___ Entries ___
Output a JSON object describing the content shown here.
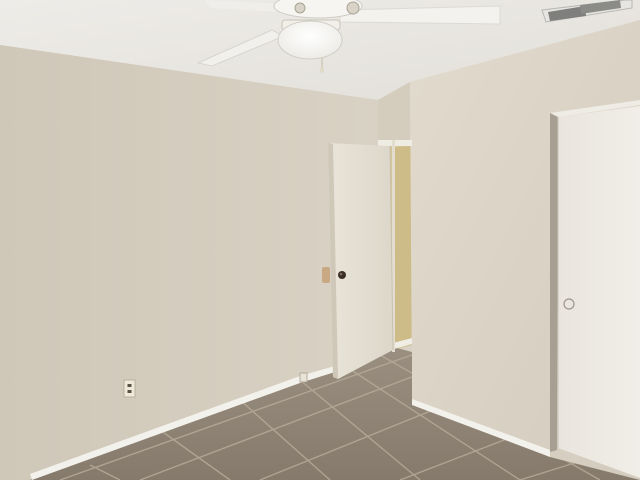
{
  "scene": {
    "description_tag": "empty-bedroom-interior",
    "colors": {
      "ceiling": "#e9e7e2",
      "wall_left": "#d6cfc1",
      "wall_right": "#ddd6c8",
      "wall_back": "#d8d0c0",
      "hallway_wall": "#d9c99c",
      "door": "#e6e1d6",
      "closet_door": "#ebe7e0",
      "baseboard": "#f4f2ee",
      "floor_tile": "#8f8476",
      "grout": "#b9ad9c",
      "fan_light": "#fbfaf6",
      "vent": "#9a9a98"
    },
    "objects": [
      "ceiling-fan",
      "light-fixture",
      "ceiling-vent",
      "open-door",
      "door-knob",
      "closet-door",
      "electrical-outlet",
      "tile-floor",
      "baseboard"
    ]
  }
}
___
Directions for this task.
Write the material out again exactly as it appears, dropping the pictures.

Answer to this task.
Output a JSON object describing the content shown here.
{
  "scene": {
    "description_tag": "empty-bedroom-interior",
    "colors": {
      "ceiling": "#e9e7e2",
      "wall_left": "#d6cfc1",
      "wall_right": "#ddd6c8",
      "wall_back": "#d8d0c0",
      "hallway_wall": "#d9c99c",
      "door": "#e6e1d6",
      "closet_door": "#ebe7e0",
      "baseboard": "#f4f2ee",
      "floor_tile": "#8f8476",
      "grout": "#b9ad9c",
      "fan_light": "#fbfaf6",
      "vent": "#9a9a98"
    },
    "objects": [
      "ceiling-fan",
      "light-fixture",
      "ceiling-vent",
      "open-door",
      "door-knob",
      "closet-door",
      "electrical-outlet",
      "tile-floor",
      "baseboard"
    ]
  }
}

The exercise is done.